### SOURCE DATA
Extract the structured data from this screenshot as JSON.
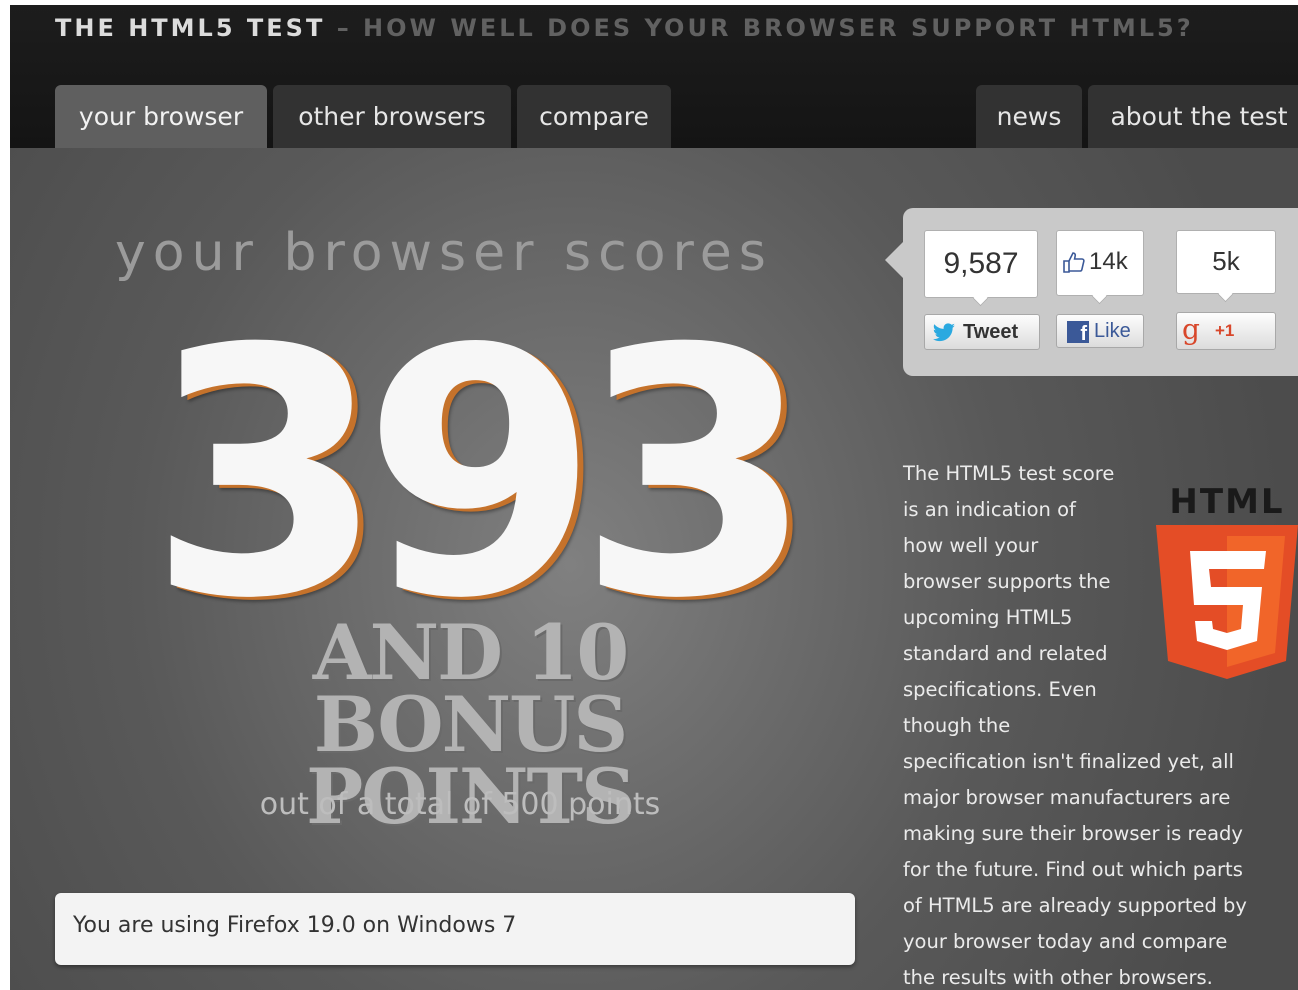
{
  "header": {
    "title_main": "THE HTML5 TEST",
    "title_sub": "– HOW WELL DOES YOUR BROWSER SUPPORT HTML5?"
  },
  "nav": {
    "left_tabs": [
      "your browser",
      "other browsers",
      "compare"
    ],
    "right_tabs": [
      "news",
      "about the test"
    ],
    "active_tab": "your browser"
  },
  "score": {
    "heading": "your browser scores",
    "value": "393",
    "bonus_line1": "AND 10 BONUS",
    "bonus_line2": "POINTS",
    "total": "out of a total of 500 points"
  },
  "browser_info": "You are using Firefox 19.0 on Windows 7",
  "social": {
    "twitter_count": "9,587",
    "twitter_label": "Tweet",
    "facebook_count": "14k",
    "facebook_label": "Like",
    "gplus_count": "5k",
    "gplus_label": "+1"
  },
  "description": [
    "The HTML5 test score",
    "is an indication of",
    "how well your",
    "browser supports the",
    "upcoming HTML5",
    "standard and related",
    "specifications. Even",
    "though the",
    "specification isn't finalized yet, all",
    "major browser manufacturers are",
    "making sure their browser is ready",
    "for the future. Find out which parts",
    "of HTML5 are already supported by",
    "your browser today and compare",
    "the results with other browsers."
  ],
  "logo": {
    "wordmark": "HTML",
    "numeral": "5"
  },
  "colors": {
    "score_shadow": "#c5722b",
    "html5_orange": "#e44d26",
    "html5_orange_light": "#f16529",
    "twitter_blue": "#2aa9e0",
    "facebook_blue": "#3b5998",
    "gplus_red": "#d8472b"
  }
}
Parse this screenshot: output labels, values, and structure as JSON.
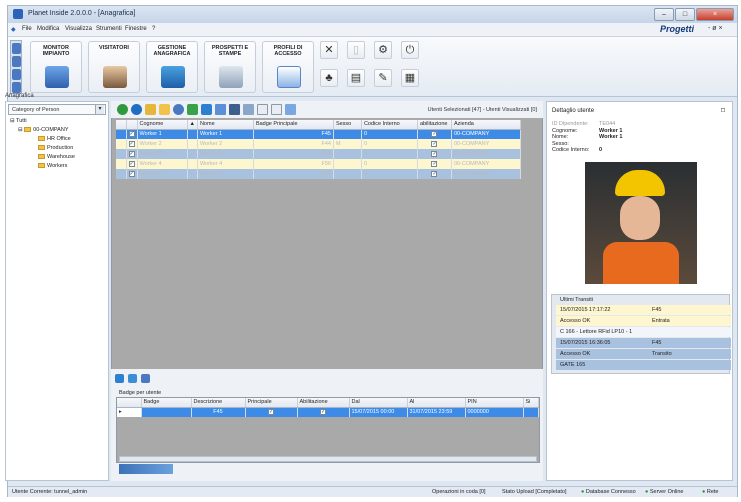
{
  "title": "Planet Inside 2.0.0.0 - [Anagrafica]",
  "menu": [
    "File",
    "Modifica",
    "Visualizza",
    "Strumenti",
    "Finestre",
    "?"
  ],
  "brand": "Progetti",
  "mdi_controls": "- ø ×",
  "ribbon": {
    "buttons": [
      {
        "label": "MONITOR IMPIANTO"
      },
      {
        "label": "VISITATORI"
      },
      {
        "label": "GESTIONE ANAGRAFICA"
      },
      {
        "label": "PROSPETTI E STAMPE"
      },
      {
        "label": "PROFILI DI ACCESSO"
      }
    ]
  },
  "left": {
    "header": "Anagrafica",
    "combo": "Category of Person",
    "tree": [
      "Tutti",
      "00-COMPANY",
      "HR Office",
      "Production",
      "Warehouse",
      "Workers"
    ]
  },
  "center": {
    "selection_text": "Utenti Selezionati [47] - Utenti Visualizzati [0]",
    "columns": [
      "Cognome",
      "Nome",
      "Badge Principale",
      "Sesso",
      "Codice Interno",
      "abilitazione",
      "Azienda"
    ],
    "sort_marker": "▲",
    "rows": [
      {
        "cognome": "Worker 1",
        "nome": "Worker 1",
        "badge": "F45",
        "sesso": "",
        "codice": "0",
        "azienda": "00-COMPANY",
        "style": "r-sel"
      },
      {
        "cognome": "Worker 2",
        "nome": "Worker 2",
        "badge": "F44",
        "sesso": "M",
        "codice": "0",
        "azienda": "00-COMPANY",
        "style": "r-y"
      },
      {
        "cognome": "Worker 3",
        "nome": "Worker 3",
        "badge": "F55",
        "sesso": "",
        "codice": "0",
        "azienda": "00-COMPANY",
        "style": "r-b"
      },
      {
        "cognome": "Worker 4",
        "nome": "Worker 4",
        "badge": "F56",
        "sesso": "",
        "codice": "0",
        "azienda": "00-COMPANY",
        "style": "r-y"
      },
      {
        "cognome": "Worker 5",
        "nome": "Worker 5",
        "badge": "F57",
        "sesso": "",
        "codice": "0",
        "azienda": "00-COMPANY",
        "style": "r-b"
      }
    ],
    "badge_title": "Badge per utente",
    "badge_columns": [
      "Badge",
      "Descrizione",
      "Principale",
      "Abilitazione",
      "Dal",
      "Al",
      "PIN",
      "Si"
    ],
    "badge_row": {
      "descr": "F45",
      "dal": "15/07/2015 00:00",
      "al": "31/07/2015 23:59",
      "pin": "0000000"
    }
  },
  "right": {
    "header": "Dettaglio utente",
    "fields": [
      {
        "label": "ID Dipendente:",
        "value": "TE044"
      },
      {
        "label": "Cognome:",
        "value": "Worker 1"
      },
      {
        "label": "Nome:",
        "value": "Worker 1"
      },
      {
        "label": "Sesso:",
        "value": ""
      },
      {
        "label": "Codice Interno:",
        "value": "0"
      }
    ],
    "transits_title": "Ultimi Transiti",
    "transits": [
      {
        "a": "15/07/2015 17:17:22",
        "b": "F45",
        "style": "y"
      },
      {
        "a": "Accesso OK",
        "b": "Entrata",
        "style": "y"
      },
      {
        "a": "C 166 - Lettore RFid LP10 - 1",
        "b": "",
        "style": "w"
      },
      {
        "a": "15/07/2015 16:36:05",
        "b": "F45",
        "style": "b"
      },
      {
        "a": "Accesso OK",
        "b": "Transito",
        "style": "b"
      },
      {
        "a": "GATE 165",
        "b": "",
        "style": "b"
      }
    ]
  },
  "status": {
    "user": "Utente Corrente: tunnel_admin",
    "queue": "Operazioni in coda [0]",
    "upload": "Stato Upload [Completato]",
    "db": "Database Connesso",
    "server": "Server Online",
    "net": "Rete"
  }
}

### OBJECTIVE
List every line in the records above that contains the word "Interno".

### RESPONSE TO THIS EXERCISE
      "Codice Interno",
        "label": "Codice Interno:",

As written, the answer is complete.